**GIVEN PROBLEM**
Select every line below containing the word "LEWT".

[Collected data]
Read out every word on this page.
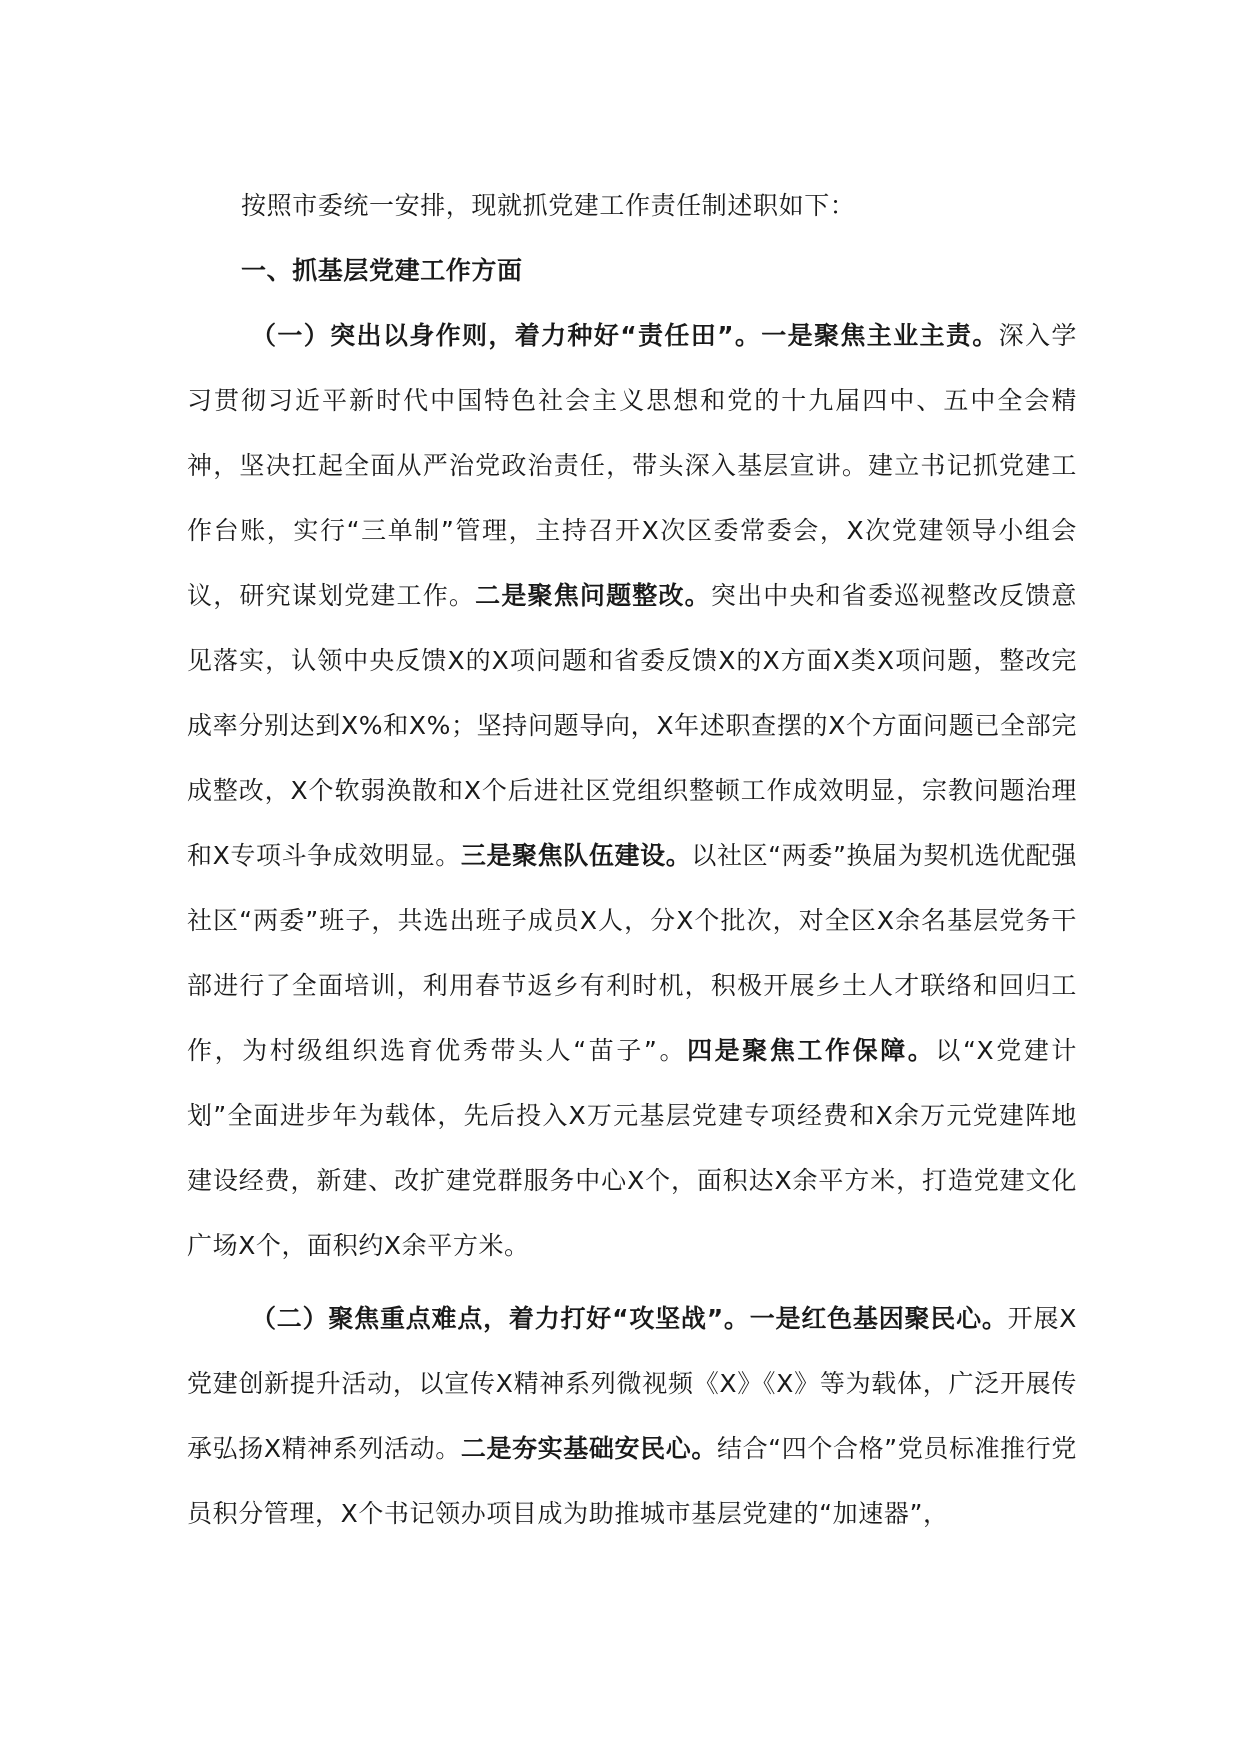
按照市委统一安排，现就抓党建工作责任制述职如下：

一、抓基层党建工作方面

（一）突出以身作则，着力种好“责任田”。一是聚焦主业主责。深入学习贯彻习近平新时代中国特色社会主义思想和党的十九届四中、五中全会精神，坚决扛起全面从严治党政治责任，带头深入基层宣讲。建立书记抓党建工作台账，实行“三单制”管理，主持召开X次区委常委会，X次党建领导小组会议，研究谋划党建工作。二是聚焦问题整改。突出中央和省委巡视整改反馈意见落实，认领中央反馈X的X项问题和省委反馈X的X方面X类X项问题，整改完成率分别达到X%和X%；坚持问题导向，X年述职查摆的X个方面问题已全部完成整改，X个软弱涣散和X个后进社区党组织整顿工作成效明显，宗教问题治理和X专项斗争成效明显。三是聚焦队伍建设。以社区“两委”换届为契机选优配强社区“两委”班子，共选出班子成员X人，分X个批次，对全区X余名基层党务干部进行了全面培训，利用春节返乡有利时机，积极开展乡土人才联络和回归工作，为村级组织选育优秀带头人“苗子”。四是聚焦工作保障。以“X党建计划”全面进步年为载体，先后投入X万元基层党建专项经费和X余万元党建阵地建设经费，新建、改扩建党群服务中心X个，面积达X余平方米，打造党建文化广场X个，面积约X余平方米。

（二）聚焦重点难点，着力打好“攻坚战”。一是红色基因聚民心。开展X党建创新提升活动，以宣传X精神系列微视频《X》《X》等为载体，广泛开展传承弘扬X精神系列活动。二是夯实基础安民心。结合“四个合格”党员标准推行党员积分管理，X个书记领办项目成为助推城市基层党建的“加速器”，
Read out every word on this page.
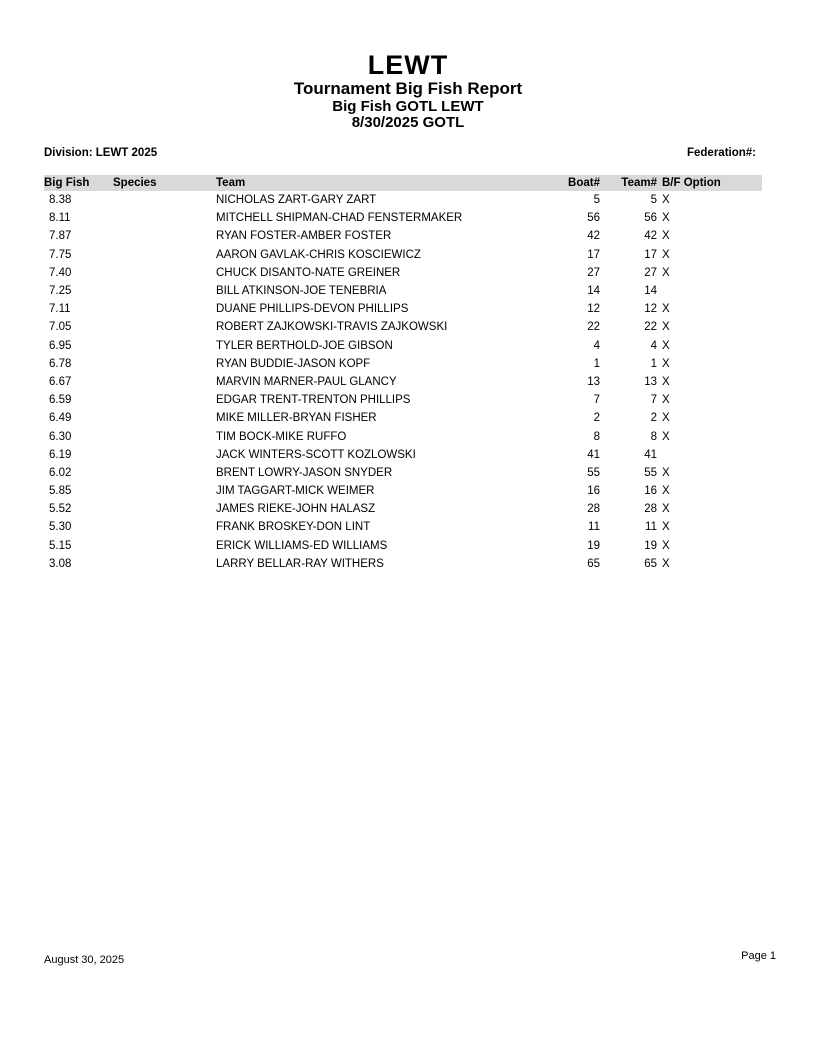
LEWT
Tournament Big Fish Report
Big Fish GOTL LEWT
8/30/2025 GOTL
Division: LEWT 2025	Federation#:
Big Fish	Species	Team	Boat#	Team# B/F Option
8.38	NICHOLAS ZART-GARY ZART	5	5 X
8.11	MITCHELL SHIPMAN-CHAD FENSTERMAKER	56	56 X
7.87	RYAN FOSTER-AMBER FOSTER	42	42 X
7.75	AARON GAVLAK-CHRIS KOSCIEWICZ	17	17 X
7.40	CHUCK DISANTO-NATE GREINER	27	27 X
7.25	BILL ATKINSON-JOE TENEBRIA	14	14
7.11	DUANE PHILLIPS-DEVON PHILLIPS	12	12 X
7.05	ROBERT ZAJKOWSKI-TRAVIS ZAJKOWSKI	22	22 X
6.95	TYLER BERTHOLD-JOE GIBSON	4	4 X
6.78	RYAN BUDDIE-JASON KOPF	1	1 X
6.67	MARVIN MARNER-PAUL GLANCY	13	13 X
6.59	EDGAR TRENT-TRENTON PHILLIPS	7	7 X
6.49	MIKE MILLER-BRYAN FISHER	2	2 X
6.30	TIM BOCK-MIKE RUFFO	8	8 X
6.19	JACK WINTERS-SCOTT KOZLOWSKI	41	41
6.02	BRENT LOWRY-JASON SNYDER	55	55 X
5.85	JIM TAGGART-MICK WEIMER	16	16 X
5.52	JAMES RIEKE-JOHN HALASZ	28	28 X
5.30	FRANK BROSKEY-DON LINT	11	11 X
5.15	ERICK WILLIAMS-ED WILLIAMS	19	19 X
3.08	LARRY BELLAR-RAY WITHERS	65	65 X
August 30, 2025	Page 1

==

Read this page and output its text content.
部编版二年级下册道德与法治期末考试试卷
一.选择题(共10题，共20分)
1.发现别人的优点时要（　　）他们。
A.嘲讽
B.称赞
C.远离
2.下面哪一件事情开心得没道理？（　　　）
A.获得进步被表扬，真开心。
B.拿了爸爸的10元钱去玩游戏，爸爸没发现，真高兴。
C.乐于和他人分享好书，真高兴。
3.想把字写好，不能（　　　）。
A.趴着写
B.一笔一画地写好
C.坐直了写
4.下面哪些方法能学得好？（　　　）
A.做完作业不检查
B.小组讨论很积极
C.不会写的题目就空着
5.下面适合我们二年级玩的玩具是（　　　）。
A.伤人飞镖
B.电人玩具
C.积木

**TASK OUTPUT**
LEWT
Big Fish GOTL LEWT
Division: LEWT 2025	Federation#:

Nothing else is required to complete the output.